## BRIEF
Extract verbatim the stretch of the entries from the line containing "Patent image size: (676, 578)." through the end of the entries.

+++ EXERCISE MATERIALS +++

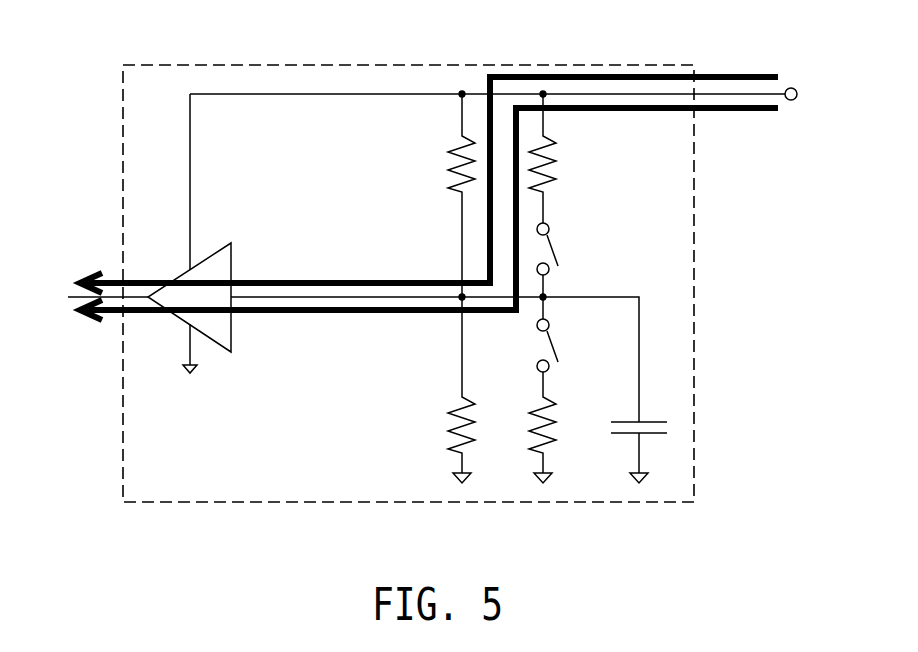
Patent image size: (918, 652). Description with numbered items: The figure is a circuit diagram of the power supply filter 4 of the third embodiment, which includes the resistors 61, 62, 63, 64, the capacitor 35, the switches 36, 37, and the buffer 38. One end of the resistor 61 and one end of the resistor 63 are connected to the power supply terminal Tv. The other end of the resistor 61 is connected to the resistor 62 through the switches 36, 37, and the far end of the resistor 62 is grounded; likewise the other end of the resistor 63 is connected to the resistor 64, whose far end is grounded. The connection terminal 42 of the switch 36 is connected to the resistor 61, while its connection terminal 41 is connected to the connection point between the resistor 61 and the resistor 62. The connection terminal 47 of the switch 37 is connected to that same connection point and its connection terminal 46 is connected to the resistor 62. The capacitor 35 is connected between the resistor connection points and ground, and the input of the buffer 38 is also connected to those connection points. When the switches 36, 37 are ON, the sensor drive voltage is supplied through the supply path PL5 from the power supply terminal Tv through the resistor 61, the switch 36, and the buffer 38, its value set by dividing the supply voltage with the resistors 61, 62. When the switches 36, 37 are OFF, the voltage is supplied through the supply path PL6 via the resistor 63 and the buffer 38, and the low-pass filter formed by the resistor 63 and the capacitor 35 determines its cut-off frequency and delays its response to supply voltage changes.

The power supply filter 4 is at (118, 173).
The buffer 38 is at (207, 254).
The resistor 63 is at (452, 170).
The resistor 64 is at (452, 425).
The resistor 61 is at (555, 172).
The resistor 62 is at (549, 432).
The connection terminal 42 is at (550, 229).
The connection terminal 41 is at (550, 270).
The connection terminal 47 is at (550, 325).
The connection terminal 46 is at (537, 366).
The switch 36 is at (551, 249).
The switch 37 is at (553, 356).
The capacitor 35 is at (650, 420).
The supply path PL6 is at (725, 74).
The supply path PL5 is at (708, 112).
The power supply terminal Tv is at (788, 101).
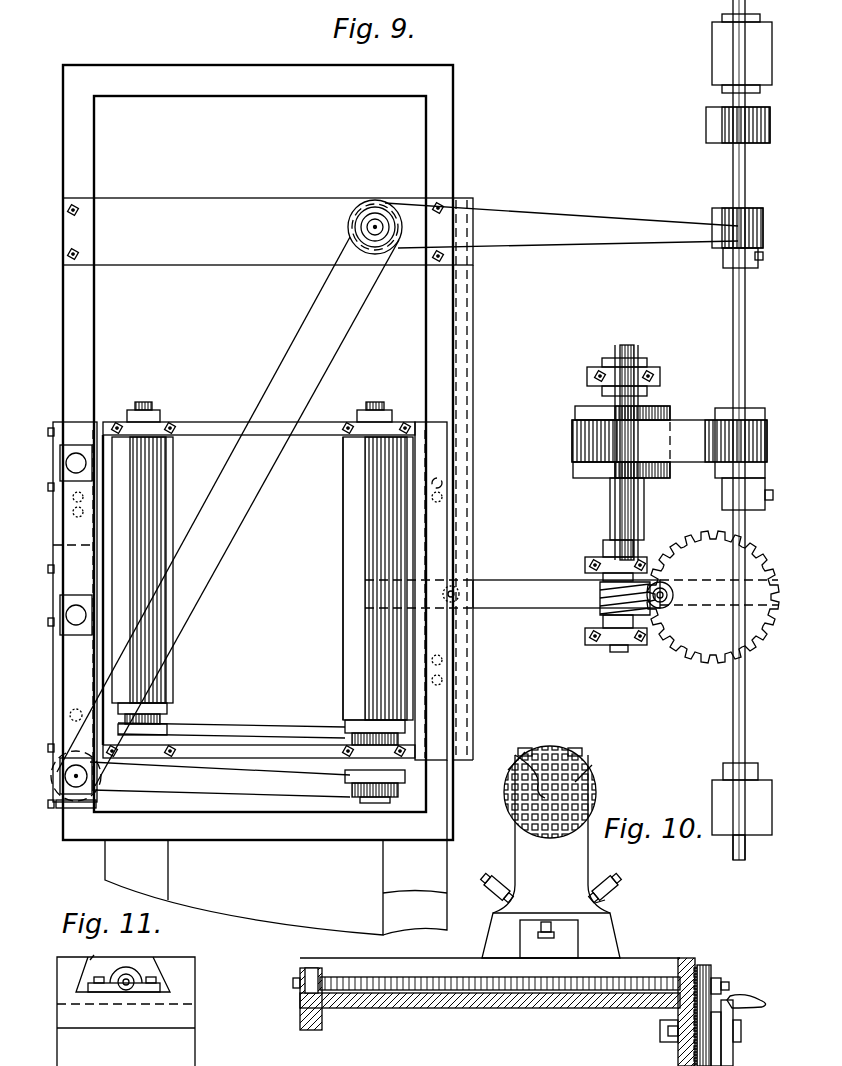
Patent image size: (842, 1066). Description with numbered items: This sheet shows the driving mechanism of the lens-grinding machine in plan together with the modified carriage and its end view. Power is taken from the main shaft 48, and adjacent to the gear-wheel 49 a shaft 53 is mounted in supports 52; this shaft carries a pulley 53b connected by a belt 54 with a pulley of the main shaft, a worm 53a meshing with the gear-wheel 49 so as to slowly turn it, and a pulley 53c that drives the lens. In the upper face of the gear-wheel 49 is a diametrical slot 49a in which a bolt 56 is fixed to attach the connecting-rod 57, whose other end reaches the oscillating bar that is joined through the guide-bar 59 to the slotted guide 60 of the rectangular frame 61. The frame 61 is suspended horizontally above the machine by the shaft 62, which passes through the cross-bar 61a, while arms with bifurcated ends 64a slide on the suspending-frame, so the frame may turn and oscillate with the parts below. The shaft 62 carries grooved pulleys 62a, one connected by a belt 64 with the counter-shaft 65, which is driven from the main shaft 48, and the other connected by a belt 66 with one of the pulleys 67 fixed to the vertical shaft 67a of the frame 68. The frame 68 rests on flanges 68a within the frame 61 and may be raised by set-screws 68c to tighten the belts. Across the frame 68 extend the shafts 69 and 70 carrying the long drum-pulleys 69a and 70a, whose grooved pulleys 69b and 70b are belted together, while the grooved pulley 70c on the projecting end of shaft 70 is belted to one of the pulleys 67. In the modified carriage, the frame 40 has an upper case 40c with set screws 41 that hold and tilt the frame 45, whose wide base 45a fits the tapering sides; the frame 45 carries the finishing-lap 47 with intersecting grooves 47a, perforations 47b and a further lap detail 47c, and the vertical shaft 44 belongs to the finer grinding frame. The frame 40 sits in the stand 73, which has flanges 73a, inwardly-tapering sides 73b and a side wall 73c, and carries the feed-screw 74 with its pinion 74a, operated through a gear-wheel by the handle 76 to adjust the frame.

In FIG. 9, the rectangular frame 61 is at (252, 82).
In FIG. 9, the cross-bar 61a is at (268, 231).
In FIG. 9, the shaft 62 is at (378, 222).
In FIG. 9, the grooved pulleys 62a is at (360, 208).
In FIG. 9, the belt 64 is at (610, 225).
In FIG. 9, the bifurcated ends 64a is at (175, 870).
In FIG. 9, the counter-shaft 65 is at (733, 174).
In FIG. 9, the belt 66 is at (330, 335).
In FIG. 9, the pulleys 67 is at (62, 773).
In FIG. 9, the vertical shaft 67a is at (60, 800).
In FIG. 9, the frame 68 is at (222, 420).
In FIG. 9, the flanges 68a is at (430, 420).
In FIG. 9, the set-screws 68c is at (455, 482).
In FIG. 9, the shaft 69 is at (152, 402).
In FIG. 9, the drum-pulley 69a is at (72, 556).
In FIG. 9, the grooved pulley 69b is at (160, 715).
In FIG. 9, the shaft 70 is at (384, 392).
In FIG. 9, the drum-pulley 70a is at (360, 570).
In FIG. 9, the grooved pulley 70b is at (350, 722).
In FIG. 9, the grooved pulley 70c is at (355, 797).
In FIG. 9, the guide-bar 59 is at (460, 588).
In FIG. 9, the slotted guide 60 is at (467, 740).
In FIG. 9, the connecting-rod 57 is at (512, 594).
In FIG. 9, the bolt 56 is at (662, 608).
In FIG. 9, the supports 52 is at (612, 372).
In FIG. 9, the shaft 53 is at (645, 332).
In FIG. 9, the worm 53a is at (605, 608).
In FIG. 9, the pulley 53b is at (585, 412).
In FIG. 9, the pulley 53c is at (612, 518).
In FIG. 9, the belt 54 is at (669, 441).
In FIG. 9, the main shaft 48 is at (740, 430).
In FIG. 9, the gear-wheel 49 is at (713, 597).
In FIG. 9, the diametrical slot 49a is at (700, 592).
In FIG. 10, the finishing-lap 47 is at (555, 748).
In FIG. 10, the intersecting grooves 47a is at (594, 772).
In FIG. 10, the perforations 47b is at (538, 745).
In FIG. 10, the disc spoke 47c is at (506, 770).
In FIG. 10, the frame 45 is at (520, 853).
In FIG. 10, the wide base 45a is at (549, 919).
In FIG. 10, the set screws 41 is at (493, 880).
In FIG. 10, the frame 40 is at (612, 945).
In FIG. 10, the upper case 40c is at (590, 905).
In FIG. 10, the vertical shaft 44 is at (432, 975).
In FIG. 10, the flanges 73a is at (300, 1020).
In FIG. 11, the flanges 73a is at (161, 1050).
In FIG. 10, the inwardly-tapering sides 73b is at (320, 970).
In FIG. 11, the inwardly-tapering sides 73b is at (175, 965).
In FIG. 10, the pinion 74a is at (704, 965).
In FIG. 10, the handle 76 is at (755, 1008).
In FIG. 11, the stand 73 is at (195, 998).
In FIG. 11, the dovetail wall 73c is at (78, 966).
In FIG. 11, the feed-screw 74 is at (126, 974).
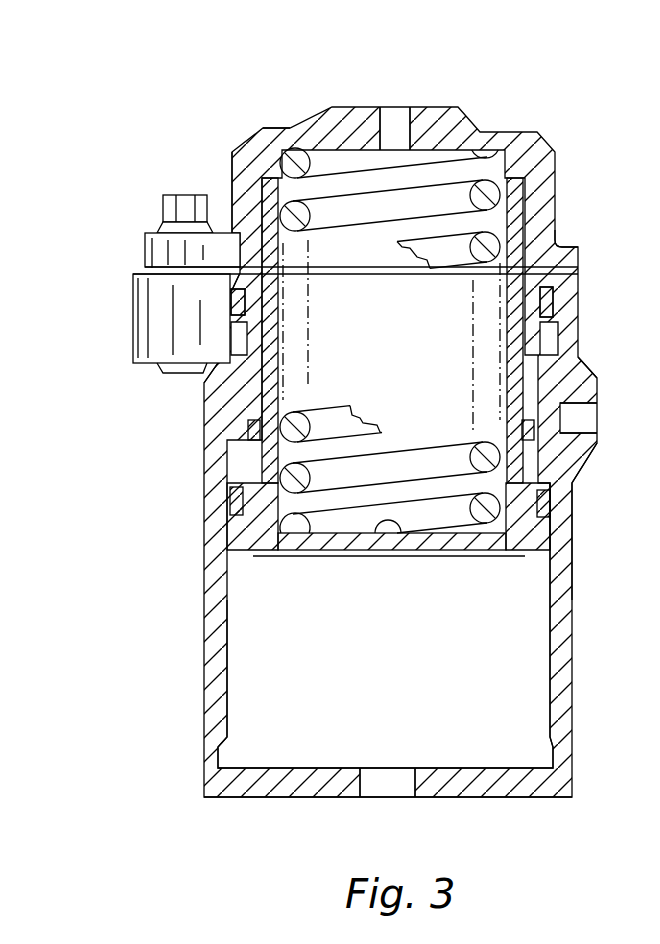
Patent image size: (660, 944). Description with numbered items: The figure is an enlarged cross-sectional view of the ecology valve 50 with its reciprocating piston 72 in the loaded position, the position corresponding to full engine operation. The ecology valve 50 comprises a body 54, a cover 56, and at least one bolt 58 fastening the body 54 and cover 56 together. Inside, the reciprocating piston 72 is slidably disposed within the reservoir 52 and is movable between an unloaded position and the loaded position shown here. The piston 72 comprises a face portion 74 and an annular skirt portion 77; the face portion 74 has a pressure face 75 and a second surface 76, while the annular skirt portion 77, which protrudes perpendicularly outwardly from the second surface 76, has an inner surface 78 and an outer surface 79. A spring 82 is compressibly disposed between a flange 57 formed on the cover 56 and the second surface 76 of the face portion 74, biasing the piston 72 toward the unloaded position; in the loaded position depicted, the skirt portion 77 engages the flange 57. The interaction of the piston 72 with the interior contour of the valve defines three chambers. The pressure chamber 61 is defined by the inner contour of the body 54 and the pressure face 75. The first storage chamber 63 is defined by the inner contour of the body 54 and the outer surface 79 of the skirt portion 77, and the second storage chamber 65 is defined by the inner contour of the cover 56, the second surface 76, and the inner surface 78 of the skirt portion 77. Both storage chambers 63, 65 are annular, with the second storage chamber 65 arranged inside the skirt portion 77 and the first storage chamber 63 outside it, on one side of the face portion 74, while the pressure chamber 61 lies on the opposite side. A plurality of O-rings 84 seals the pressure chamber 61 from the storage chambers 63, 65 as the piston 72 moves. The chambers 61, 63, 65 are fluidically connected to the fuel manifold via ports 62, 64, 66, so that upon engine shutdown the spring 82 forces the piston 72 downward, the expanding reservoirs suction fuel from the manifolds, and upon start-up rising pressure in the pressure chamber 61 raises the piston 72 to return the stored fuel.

The ecology valve 50 is at (361, 442).
The reservoir 52 is at (360, 340).
The body 54 is at (210, 400).
The cover 56 is at (228, 188).
The flange 57 is at (518, 165).
The bolt 58 is at (190, 207).
The pressure chamber 61 is at (503, 733).
The port 62 is at (400, 800).
The first storage chamber 63 is at (548, 455).
The port 64 is at (590, 418).
The second storage chamber 65 is at (445, 363).
The port 66 is at (400, 122).
The reciprocating piston 72 is at (250, 530).
The face portion 74 is at (470, 547).
The pressure face 75 is at (440, 547).
The second surface 76 is at (417, 545).
The annular skirt portion 77 is at (515, 217).
The inner surface 78 is at (502, 302).
The outer surface 79 is at (520, 257).
The spring 82 is at (328, 428).
The O-rings 84 is at (255, 428).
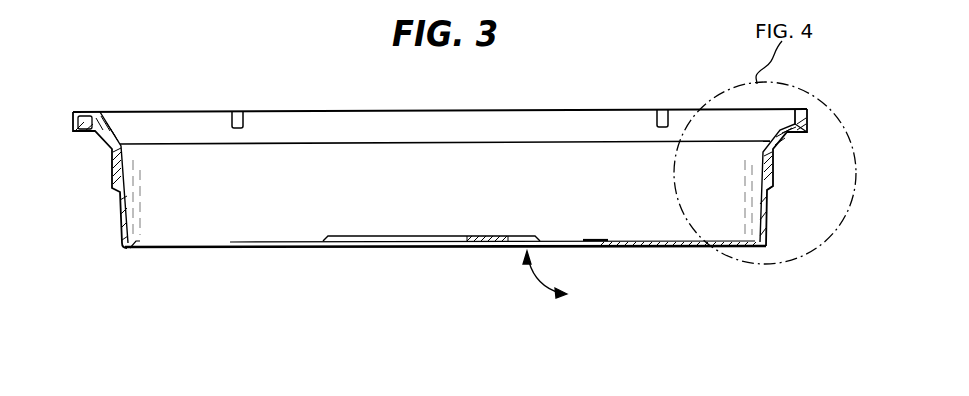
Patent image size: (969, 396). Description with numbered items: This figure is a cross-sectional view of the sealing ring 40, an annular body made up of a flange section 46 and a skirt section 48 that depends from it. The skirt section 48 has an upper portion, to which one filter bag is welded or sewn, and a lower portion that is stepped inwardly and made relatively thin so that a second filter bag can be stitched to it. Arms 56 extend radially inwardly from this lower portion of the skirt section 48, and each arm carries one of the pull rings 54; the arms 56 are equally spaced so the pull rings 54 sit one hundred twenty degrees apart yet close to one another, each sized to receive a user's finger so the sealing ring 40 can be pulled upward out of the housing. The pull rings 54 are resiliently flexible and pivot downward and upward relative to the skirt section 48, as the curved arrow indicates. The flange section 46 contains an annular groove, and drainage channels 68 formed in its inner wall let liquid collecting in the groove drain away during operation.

The sealing ring 40 is at (138, 95).
The flange section 46 is at (808, 115).
The skirt section 48 is at (778, 180).
The pull rings 54 is at (366, 234).
The arms 56 is at (651, 248).
The drainage channels 68 is at (243, 119).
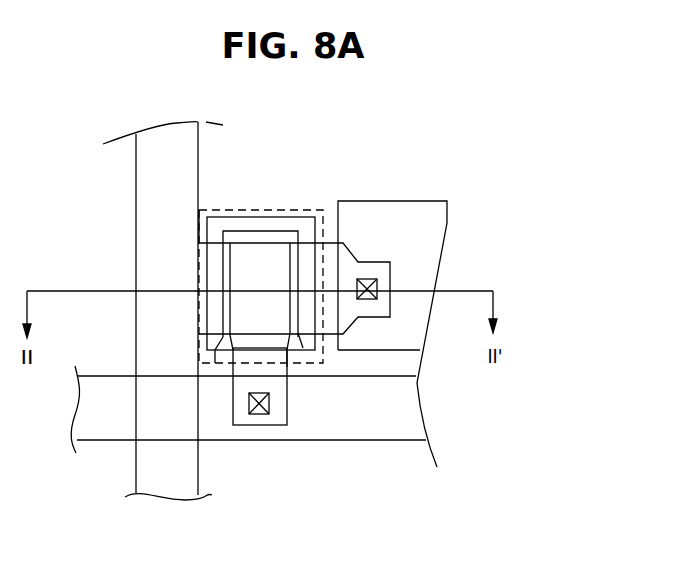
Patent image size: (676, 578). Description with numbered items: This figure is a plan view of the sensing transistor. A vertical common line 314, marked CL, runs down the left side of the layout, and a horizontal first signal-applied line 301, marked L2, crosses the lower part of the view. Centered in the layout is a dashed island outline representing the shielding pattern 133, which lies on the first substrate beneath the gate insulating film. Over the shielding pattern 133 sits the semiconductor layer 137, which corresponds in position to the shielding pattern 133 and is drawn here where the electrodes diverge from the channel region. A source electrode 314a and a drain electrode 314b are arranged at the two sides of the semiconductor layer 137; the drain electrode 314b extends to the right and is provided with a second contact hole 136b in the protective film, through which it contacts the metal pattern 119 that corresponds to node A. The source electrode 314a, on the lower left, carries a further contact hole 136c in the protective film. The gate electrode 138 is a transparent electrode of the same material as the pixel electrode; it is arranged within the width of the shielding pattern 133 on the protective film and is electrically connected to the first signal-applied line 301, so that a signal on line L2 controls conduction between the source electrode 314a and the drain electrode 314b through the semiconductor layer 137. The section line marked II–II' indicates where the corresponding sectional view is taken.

The common line 314 is at (146, 203).
The shielding pattern 133 is at (260, 210).
The drain electrode 314b is at (330, 244).
The second contact hole 136b is at (377, 287).
The metal pattern 119 is at (404, 350).
The source electrode 314a is at (213, 363).
The contact hole 136c is at (262, 412).
The gate electrode 138 is at (287, 367).
The semiconductor layer 137 is at (303, 348).
The first signal-applied line 301 is at (388, 430).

+++

## COMPLETE RESPONSE
Patent image size: (676, 578). Description with numbered items: This figure is a plan view of the sensing transistor. A vertical common line 314, marked CL, runs down the left side of the layout, and a horizontal first signal-applied line 301, marked L2, crosses the lower part of the view. Centered in the layout is a dashed island outline representing the shielding pattern 133, which lies on the first substrate beneath the gate insulating film. Over the shielding pattern 133 sits the semiconductor layer 137, which corresponds in position to the shielding pattern 133 and is drawn here where the electrodes diverge from the channel region. A source electrode 314a and a drain electrode 314b are arranged at the two sides of the semiconductor layer 137; the drain electrode 314b extends to the right and is provided with a second contact hole 136b in the protective film, through which it contacts the metal pattern 119 that corresponds to node A. The source electrode 314a, on the lower left, carries a further contact hole 136c in the protective film. The gate electrode 138 is a transparent electrode of the same material as the pixel electrode; it is arranged within the width of the shielding pattern 133 on the protective film and is electrically connected to the first signal-applied line 301, so that a signal on line L2 controls conduction between the source electrode 314a and the drain electrode 314b through the semiconductor layer 137. The section line marked II–II' indicates where the corresponding sectional view is taken.

The common line 314 is at (146, 203).
The shielding pattern 133 is at (260, 210).
The drain electrode 314b is at (330, 244).
The second contact hole 136b is at (377, 287).
The metal pattern 119 is at (404, 350).
The source electrode 314a is at (213, 363).
The contact hole 136c is at (262, 412).
The gate electrode 138 is at (287, 367).
The semiconductor layer 137 is at (303, 348).
The first signal-applied line 301 is at (388, 430).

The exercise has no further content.